Work request:
Going line by line through the listing, how many lines hold "JSON"? State nothing but the number.

Provided records:
************

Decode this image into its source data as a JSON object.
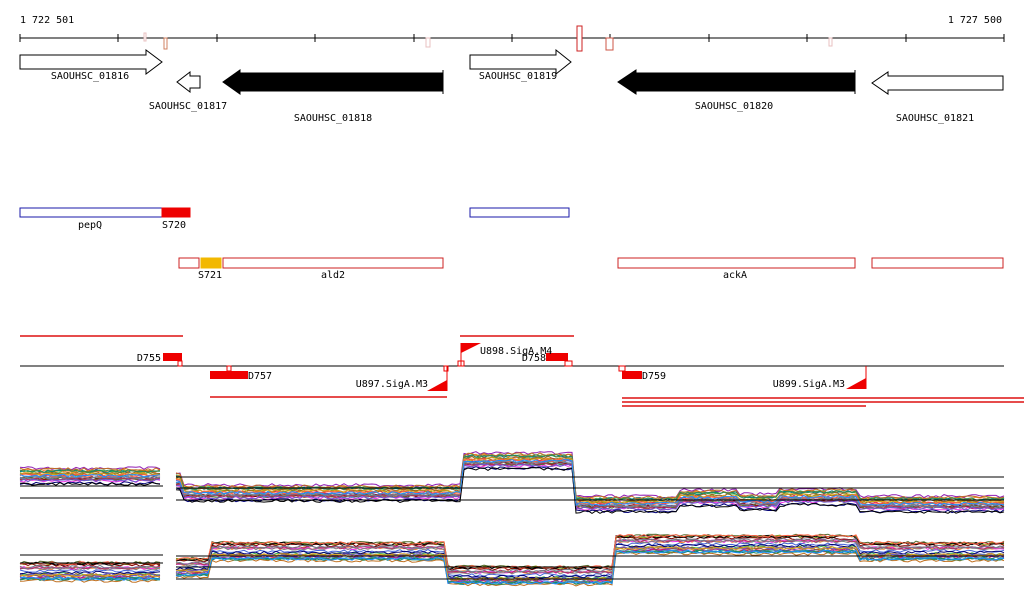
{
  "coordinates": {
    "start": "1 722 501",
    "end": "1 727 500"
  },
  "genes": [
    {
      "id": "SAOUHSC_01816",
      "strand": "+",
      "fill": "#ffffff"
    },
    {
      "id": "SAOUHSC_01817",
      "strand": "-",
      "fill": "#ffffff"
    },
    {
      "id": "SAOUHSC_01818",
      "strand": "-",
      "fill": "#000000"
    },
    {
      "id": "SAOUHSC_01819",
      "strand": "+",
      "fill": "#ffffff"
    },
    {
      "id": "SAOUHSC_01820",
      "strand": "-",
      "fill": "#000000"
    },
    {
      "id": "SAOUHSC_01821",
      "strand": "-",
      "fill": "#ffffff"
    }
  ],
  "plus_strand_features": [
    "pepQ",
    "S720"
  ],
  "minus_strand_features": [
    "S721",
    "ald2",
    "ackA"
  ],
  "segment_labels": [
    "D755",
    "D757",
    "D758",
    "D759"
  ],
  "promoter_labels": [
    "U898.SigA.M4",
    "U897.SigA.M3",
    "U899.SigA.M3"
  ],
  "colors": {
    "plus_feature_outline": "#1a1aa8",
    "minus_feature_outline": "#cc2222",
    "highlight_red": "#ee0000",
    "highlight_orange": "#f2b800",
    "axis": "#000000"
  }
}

************

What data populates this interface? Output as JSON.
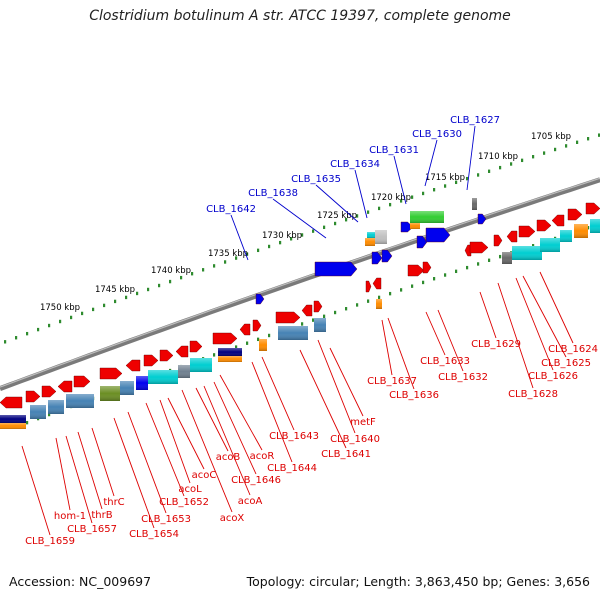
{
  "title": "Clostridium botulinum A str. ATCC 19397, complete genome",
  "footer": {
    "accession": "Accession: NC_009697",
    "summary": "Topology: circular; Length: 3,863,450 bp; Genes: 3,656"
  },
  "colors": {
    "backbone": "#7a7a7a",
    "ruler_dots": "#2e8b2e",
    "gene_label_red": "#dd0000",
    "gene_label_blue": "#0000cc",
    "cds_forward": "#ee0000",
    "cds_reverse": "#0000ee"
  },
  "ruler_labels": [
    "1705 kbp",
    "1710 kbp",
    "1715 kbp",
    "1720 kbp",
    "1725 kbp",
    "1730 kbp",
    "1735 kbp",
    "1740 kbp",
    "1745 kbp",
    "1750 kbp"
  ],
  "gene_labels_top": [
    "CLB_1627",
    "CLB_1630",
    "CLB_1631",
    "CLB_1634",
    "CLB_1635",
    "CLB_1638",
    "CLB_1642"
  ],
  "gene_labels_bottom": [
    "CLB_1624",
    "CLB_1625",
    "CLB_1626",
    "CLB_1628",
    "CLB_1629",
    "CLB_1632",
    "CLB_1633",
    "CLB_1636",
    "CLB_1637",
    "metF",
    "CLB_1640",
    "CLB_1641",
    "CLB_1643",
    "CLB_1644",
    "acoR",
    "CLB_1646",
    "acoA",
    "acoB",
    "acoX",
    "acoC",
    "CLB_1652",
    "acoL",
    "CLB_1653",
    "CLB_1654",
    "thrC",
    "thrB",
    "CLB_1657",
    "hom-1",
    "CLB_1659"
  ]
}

************

Expected output:
2